■ **SET PROBLEM**:
Identify the lines that contain the string "title", then copy each of them.

■ **RECORD SET**:
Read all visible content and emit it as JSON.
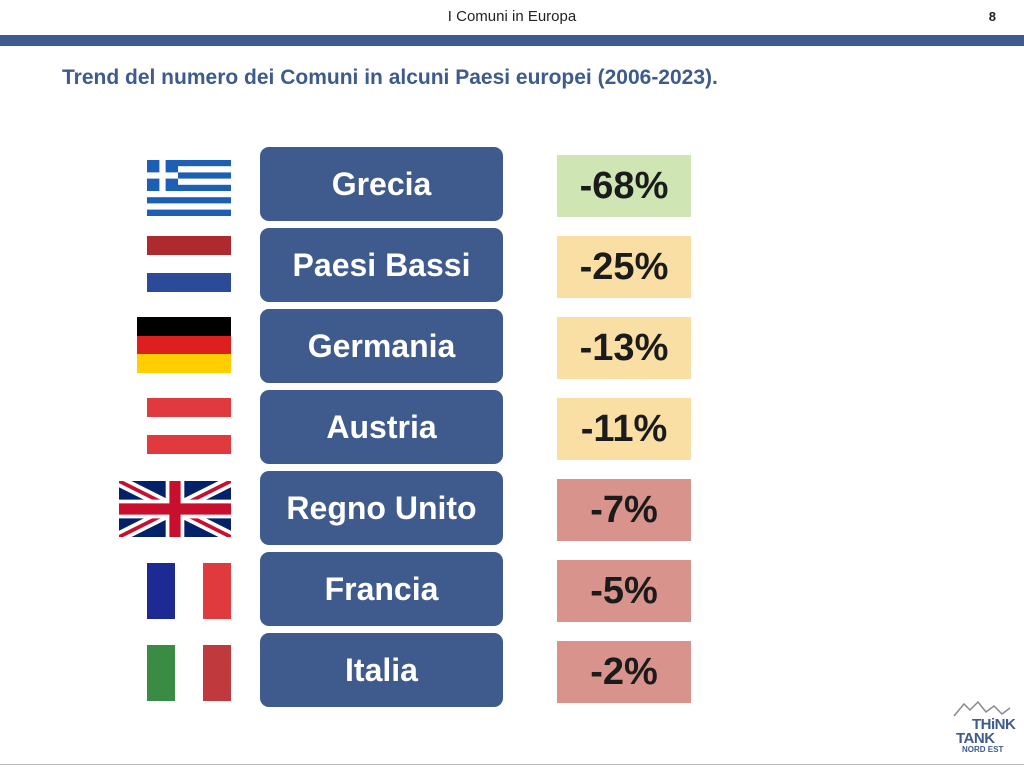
{
  "header": {
    "title": "I Comuni in Europa",
    "page_number": "8"
  },
  "slide": {
    "title": "Trend del numero dei Comuni in alcuni Paesi europei (2006-2023)."
  },
  "countries": [
    {
      "name": "Grecia",
      "change": "-68%",
      "color": "#cfe5b4",
      "flag_icon": "greece-flag-icon"
    },
    {
      "name": "Paesi Bassi",
      "change": "-25%",
      "color": "#f9dfa3",
      "flag_icon": "netherlands-flag-icon"
    },
    {
      "name": "Germania",
      "change": "-13%",
      "color": "#f9dfa3",
      "flag_icon": "germany-flag-icon"
    },
    {
      "name": "Austria",
      "change": "-11%",
      "color": "#f9dfa3",
      "flag_icon": "austria-flag-icon"
    },
    {
      "name": "Regno Unito",
      "change": "-7%",
      "color": "#d9938d",
      "flag_icon": "uk-flag-icon"
    },
    {
      "name": "Francia",
      "change": "-5%",
      "color": "#d9938d",
      "flag_icon": "france-flag-icon"
    },
    {
      "name": "Italia",
      "change": "-2%",
      "color": "#d9938d",
      "flag_icon": "italy-flag-icon"
    }
  ],
  "logo": {
    "line1": "THiNK",
    "line2": "TANK",
    "line3": "NORD EST",
    "color": "#3d5b8c"
  }
}
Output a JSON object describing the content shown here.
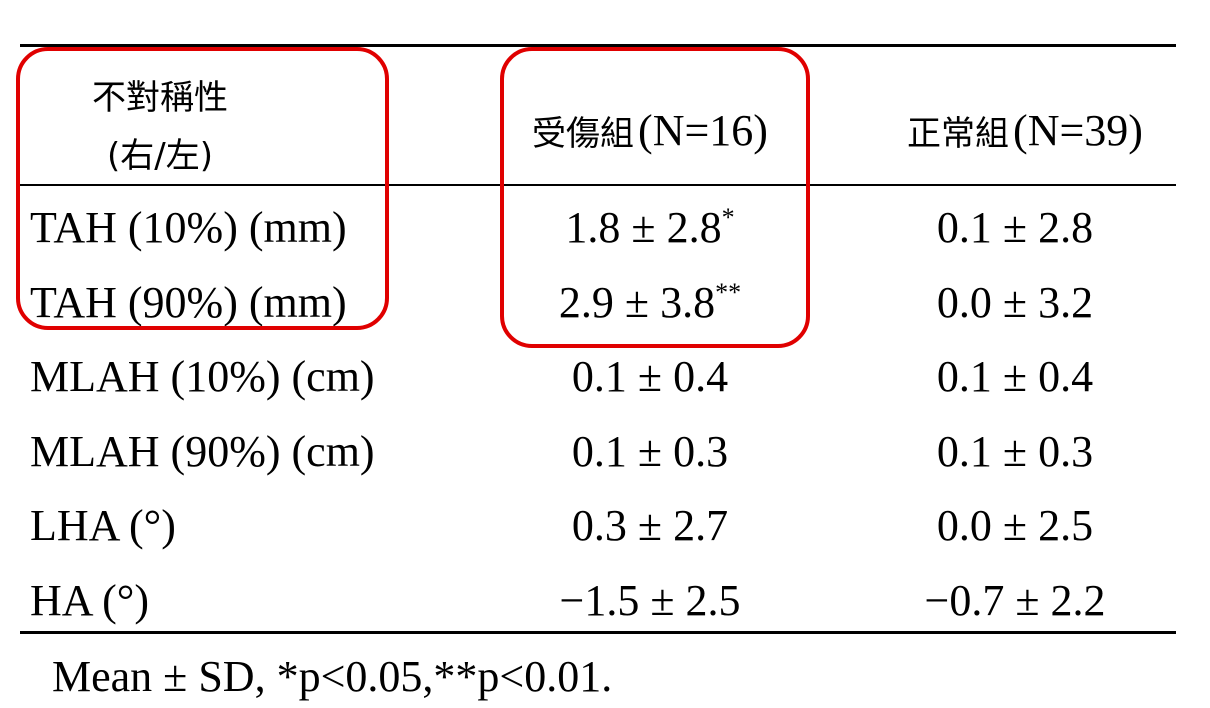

■ **SOLUTION BELOW**:
    "title": "I Comuni in Europa",
    "title": "Trend del numero dei Comuni in alcuni Paesi europei (2006-2023)."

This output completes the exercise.